-- START PROVIDED DATA --

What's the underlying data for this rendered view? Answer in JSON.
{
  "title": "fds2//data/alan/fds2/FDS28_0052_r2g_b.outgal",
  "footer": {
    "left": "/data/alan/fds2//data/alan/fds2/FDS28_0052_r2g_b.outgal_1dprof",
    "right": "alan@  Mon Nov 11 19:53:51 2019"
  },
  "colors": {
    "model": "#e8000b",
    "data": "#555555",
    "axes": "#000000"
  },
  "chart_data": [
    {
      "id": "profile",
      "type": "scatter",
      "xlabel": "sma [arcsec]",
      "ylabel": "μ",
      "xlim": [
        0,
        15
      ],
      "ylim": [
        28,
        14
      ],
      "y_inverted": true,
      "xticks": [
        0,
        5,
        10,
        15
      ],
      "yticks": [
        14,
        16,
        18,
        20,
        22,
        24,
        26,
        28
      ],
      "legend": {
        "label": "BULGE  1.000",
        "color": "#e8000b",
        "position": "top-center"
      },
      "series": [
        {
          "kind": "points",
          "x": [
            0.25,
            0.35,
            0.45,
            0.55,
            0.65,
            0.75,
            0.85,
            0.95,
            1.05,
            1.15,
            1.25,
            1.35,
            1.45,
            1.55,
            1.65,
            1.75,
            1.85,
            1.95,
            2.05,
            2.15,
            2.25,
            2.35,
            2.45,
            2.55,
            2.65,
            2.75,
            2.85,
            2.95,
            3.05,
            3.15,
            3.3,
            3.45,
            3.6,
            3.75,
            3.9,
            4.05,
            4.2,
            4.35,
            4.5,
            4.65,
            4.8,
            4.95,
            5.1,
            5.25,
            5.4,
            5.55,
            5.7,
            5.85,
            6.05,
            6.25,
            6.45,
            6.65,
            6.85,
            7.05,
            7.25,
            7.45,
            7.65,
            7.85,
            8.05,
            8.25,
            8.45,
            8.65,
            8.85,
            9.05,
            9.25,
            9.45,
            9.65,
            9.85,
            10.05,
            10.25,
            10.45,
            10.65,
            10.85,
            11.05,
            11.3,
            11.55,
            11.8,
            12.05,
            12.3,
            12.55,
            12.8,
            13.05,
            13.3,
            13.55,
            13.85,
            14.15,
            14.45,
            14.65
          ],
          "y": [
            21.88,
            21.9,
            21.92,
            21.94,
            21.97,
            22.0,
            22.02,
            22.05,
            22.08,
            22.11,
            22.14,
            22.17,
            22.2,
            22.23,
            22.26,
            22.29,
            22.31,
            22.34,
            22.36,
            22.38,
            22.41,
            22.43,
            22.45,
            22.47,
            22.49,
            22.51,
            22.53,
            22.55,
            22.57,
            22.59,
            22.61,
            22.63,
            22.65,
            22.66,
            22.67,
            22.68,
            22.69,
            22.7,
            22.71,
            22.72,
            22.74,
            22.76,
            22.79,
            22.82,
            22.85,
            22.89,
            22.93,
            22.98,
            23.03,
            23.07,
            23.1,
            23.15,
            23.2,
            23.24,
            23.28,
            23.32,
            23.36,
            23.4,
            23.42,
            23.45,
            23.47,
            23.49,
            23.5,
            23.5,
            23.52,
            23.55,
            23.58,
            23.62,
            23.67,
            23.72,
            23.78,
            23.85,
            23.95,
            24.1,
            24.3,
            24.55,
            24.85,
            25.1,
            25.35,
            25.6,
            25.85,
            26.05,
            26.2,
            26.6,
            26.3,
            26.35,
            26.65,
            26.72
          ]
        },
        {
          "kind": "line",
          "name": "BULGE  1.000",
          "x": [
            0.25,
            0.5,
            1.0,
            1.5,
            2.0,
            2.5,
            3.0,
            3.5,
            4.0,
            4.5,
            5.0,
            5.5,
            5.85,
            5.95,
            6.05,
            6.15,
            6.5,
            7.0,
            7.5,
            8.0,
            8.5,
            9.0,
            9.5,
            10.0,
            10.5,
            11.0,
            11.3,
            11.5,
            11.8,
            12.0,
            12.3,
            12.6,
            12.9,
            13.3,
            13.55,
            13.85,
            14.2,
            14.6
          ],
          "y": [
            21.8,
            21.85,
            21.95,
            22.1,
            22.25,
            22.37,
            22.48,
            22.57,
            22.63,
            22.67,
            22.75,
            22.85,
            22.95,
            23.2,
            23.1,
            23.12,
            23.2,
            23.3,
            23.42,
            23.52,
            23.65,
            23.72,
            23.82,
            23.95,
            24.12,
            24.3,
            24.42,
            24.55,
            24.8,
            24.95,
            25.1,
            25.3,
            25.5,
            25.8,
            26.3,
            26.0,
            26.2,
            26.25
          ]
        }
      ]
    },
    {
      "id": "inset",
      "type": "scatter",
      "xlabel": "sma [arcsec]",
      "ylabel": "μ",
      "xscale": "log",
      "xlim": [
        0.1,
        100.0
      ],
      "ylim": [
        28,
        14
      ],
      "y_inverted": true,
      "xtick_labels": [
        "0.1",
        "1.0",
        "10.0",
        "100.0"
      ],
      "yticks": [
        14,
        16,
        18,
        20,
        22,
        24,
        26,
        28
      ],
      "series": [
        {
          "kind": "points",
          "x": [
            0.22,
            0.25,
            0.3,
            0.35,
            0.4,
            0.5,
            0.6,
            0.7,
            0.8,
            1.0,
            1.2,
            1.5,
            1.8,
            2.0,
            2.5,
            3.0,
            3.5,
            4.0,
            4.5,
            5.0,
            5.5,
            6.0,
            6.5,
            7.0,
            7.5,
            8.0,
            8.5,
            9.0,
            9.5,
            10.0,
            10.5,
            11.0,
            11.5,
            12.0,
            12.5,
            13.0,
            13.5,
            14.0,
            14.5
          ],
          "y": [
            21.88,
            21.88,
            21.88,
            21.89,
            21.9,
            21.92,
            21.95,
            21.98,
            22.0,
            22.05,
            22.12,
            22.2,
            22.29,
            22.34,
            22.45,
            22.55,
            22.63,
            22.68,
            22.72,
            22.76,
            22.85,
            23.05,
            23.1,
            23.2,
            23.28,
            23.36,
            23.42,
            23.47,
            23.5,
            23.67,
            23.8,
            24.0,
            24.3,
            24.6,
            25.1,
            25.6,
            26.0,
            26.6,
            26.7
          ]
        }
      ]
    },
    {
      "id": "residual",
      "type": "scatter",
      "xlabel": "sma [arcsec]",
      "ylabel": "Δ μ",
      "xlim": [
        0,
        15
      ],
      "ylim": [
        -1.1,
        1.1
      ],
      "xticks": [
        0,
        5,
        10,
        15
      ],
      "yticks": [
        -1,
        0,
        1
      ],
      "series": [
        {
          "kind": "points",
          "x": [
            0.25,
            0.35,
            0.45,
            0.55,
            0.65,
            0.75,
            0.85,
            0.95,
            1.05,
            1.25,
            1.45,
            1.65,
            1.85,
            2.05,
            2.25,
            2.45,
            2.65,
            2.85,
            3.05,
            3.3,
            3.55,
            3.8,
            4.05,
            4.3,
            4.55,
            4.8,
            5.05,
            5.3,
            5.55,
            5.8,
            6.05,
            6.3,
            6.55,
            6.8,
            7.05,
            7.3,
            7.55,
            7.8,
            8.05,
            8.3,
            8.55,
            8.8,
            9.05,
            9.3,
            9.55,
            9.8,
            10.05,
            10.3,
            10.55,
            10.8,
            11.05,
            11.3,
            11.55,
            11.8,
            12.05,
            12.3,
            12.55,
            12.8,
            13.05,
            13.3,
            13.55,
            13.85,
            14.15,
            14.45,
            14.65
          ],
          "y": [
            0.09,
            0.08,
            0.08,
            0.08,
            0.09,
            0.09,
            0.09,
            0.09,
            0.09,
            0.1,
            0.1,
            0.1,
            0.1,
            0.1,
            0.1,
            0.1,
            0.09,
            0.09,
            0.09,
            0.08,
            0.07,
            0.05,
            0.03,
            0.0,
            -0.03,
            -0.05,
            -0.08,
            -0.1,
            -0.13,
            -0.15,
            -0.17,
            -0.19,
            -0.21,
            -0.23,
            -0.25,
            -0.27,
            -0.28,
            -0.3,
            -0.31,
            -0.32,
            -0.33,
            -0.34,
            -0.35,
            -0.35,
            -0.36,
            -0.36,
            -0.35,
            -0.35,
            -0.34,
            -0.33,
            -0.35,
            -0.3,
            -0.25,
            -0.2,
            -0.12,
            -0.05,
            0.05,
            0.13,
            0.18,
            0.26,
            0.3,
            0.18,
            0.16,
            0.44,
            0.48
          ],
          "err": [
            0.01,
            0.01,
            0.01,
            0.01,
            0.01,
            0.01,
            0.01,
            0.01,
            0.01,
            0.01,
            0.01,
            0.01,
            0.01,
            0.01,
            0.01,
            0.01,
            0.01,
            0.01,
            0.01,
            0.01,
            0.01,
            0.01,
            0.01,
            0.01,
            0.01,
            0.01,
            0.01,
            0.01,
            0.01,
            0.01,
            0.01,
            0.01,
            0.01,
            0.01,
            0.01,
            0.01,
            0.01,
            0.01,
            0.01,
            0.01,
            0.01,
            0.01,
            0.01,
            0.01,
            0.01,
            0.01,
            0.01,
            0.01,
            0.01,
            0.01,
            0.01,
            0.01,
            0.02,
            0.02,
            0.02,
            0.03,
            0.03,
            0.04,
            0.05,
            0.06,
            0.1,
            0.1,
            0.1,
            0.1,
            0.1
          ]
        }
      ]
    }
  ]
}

-- END PROVIDED DATA --

* [EXERCISE BRIEF]:
Gather, from the listing above, every line carrying the word "alan".

* [WRITTEN ANSWER]:
  "title": "fds2//data/alan/fds2/FDS28_0052_r2g_b.outgal",
    "left": "/data/alan/fds2//data/alan/fds2/FDS28_0052_r2g_b.outgal_1dprof",
    "right": "alan@  Mon Nov 11 19:53:51 2019"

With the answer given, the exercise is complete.